Figure data in JSON
+-------+
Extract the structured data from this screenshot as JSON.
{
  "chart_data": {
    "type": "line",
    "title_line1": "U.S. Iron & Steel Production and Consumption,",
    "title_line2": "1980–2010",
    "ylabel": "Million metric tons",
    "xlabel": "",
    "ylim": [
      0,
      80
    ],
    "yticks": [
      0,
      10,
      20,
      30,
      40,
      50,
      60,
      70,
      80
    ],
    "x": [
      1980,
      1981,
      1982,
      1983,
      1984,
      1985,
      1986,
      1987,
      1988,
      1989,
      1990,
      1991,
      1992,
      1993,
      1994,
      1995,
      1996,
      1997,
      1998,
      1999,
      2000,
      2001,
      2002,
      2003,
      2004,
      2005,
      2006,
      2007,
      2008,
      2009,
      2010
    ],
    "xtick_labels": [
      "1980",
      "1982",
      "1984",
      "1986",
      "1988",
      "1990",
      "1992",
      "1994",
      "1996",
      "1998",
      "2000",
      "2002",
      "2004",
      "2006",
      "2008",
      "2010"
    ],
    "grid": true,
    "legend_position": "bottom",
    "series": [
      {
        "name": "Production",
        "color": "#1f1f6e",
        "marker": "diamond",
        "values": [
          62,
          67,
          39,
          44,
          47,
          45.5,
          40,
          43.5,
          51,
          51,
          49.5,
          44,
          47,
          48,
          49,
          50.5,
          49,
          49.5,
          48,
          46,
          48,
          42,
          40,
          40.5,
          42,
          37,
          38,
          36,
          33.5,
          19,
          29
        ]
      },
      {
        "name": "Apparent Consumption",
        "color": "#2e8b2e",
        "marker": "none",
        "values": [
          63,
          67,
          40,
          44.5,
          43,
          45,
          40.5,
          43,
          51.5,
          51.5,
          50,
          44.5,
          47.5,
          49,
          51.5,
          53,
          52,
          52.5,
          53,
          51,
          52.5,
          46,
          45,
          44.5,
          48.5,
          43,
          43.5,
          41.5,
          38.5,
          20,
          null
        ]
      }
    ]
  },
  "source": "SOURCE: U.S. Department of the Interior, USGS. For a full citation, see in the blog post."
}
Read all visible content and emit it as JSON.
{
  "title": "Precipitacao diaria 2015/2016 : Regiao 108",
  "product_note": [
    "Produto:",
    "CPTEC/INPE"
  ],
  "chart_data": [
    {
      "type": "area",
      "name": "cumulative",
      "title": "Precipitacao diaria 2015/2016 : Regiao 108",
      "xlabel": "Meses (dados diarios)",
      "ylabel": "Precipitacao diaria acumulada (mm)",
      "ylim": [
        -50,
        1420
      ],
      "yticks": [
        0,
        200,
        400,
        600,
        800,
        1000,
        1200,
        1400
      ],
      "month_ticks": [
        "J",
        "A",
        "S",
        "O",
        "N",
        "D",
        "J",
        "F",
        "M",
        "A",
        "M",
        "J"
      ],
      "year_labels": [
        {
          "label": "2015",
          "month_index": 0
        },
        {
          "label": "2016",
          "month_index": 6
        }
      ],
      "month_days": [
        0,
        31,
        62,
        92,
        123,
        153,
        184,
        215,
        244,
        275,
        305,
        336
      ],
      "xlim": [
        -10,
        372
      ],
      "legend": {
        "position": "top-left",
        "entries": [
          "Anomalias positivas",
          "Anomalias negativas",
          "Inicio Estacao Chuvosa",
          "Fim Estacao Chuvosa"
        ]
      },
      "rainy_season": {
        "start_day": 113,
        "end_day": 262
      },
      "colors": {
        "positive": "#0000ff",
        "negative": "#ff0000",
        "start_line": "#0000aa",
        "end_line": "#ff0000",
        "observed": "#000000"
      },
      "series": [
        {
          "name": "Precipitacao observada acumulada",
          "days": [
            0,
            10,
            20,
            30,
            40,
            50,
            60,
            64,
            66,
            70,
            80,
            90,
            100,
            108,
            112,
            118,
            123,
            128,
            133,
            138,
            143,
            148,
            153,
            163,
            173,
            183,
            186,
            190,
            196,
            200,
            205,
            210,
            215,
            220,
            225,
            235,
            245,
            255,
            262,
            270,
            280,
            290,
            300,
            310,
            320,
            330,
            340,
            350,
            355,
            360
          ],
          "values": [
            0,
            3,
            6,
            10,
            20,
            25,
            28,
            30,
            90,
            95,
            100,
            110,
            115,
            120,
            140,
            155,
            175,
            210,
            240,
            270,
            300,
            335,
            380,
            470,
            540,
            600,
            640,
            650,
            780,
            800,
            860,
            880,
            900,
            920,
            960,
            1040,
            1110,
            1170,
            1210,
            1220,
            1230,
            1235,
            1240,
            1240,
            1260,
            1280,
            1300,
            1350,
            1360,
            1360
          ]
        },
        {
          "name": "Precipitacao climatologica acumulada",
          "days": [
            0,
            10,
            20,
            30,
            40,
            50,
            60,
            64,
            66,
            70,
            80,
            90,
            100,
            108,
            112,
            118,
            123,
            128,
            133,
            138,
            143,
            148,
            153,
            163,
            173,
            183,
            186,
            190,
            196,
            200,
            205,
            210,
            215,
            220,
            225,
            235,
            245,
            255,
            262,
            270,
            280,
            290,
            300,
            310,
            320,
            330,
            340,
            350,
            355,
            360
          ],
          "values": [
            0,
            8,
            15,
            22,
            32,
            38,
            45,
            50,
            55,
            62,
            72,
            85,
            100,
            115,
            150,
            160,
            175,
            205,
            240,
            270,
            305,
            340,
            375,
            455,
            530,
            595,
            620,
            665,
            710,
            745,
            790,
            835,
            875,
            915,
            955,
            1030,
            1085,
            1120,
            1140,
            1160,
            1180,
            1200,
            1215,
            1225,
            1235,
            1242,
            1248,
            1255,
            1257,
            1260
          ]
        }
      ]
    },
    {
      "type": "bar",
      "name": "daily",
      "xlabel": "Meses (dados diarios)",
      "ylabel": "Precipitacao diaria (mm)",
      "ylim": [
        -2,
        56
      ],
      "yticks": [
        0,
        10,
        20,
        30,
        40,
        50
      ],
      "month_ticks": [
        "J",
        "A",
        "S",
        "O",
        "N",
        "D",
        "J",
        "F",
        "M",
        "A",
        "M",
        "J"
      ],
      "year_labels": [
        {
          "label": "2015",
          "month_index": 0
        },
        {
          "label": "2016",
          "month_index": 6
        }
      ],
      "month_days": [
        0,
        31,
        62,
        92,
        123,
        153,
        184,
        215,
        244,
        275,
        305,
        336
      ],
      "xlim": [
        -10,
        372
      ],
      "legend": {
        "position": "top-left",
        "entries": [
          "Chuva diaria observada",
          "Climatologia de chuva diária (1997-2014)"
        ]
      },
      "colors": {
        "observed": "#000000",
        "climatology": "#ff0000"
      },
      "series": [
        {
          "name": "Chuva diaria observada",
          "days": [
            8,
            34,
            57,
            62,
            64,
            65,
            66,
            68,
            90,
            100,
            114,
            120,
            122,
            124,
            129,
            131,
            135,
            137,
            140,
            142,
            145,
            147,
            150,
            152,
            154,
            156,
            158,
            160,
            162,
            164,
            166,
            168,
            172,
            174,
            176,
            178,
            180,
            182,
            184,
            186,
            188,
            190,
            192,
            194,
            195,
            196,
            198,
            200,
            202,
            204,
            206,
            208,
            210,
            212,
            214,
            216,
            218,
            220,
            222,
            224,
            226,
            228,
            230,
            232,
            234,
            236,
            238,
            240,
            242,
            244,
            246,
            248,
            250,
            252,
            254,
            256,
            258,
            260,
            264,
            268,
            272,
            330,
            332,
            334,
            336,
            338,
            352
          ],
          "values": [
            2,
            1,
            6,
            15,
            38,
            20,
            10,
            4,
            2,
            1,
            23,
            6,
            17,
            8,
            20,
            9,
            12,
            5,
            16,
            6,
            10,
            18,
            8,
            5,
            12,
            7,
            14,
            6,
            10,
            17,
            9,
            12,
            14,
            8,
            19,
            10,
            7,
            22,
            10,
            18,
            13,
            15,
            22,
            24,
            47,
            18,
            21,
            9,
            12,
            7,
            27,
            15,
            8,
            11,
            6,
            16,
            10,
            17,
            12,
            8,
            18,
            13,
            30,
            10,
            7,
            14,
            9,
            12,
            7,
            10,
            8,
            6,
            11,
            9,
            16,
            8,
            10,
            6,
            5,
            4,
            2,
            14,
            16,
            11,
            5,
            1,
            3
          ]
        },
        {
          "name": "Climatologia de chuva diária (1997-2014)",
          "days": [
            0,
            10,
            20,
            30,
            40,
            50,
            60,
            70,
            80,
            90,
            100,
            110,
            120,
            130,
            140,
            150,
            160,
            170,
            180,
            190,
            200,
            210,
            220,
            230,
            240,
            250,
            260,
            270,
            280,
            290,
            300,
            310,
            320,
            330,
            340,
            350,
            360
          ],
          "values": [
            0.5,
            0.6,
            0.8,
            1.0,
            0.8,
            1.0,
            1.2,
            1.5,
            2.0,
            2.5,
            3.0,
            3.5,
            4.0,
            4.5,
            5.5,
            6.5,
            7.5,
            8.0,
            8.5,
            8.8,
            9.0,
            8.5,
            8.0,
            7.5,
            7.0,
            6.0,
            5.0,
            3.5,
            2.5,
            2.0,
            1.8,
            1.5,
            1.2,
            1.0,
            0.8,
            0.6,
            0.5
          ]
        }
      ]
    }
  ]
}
+-------+
### TASK STATEMENT:
How many lines in the records above hold the word "Production"? Give only the number.

### COMPLETED TASK:
2